Pull out every line below containing the word "label".
-- start RECORDS FOR THE EXERCISE --
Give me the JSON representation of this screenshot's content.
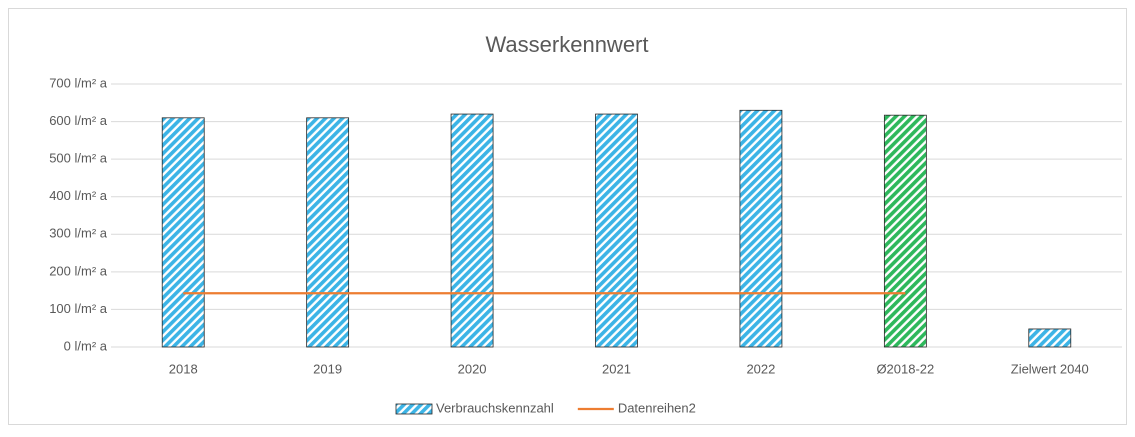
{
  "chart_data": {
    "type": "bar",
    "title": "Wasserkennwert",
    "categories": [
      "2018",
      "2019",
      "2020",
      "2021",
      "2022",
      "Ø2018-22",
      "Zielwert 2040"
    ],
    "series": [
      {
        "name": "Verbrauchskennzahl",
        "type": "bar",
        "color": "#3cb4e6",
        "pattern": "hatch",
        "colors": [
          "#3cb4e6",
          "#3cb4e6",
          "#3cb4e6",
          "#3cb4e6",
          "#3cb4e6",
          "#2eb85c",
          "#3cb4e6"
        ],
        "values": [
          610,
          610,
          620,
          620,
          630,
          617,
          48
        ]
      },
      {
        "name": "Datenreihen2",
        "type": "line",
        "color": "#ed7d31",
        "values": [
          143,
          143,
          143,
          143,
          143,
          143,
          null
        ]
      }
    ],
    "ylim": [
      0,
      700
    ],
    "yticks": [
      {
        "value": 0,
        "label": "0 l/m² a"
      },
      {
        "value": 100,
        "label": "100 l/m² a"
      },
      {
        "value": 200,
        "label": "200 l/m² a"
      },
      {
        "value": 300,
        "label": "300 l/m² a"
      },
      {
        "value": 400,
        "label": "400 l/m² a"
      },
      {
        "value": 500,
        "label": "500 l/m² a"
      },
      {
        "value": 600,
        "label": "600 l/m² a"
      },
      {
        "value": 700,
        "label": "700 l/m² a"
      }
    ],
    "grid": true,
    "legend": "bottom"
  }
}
-- end RECORDS FOR THE EXERCISE --
FULL ANSWER:
        "label": "0 l/m² a"
        "label": "100 l/m² a"
        "label": "200 l/m² a"
        "label": "300 l/m² a"
        "label": "400 l/m² a"
        "label": "500 l/m² a"
        "label": "600 l/m² a"
        "label": "700 l/m² a"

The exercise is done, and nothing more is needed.